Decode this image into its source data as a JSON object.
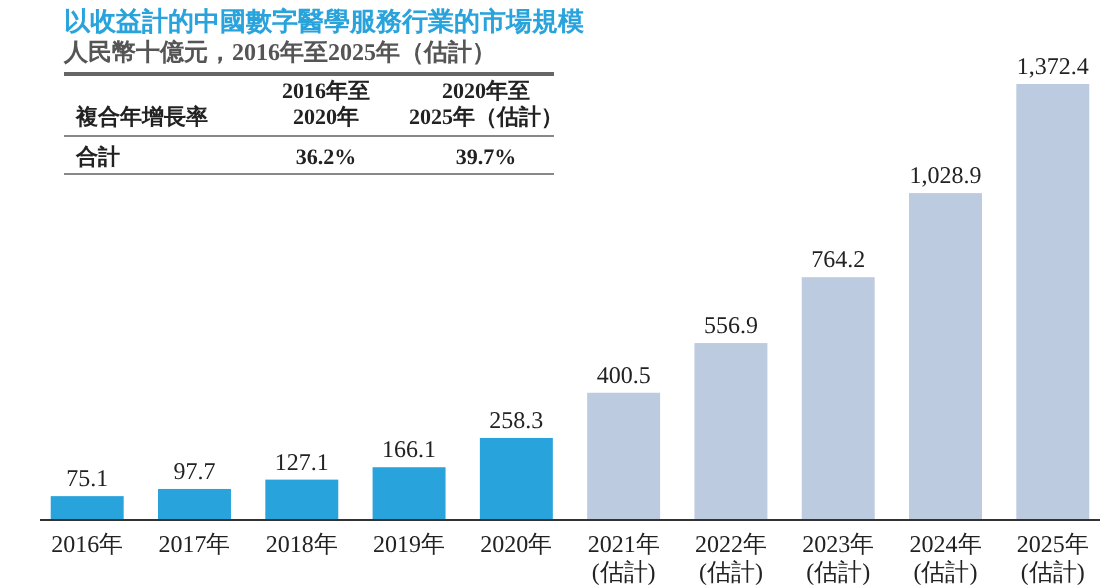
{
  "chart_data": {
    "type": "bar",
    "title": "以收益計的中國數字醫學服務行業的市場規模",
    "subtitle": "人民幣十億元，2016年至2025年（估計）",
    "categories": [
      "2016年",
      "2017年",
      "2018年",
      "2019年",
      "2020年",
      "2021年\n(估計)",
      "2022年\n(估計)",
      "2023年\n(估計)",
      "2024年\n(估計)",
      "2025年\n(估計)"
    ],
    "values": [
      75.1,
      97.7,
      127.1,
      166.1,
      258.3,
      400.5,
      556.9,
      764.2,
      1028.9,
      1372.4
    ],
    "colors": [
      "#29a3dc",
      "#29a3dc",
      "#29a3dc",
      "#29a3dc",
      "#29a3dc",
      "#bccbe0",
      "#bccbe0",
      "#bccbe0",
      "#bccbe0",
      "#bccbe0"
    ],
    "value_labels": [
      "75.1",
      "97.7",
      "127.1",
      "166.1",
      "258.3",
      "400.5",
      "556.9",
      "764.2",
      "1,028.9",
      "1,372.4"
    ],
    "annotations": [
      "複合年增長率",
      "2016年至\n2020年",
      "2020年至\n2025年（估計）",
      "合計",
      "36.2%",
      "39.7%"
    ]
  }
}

==*==

= REQUEST =
Your task is to set down the records shown above exactly, minus any pictures.

= WRITTEN ANSWER =
Decode this image into its source data as a JSON object.
{
  "chart_data": {
    "type": "bar",
    "title": "以收益計的中國數字醫學服務行業的市場規模",
    "subtitle": "人民幣十億元，2016年至2025年（估計）",
    "categories": [
      "2016年",
      "2017年",
      "2018年",
      "2019年",
      "2020年",
      "2021年\n(估計)",
      "2022年\n(估計)",
      "2023年\n(估計)",
      "2024年\n(估計)",
      "2025年\n(估計)"
    ],
    "values": [
      75.1,
      97.7,
      127.1,
      166.1,
      258.3,
      400.5,
      556.9,
      764.2,
      1028.9,
      1372.4
    ],
    "colors": [
      "#29a3dc",
      "#29a3dc",
      "#29a3dc",
      "#29a3dc",
      "#29a3dc",
      "#bccbe0",
      "#bccbe0",
      "#bccbe0",
      "#bccbe0",
      "#bccbe0"
    ],
    "value_labels": [
      "75.1",
      "97.7",
      "127.1",
      "166.1",
      "258.3",
      "400.5",
      "556.9",
      "764.2",
      "1,028.9",
      "1,372.4"
    ],
    "annotations": [
      "複合年增長率",
      "2016年至\n2020年",
      "2020年至\n2025年（估計）",
      "合計",
      "36.2%",
      "39.7%"
    ]
  }
}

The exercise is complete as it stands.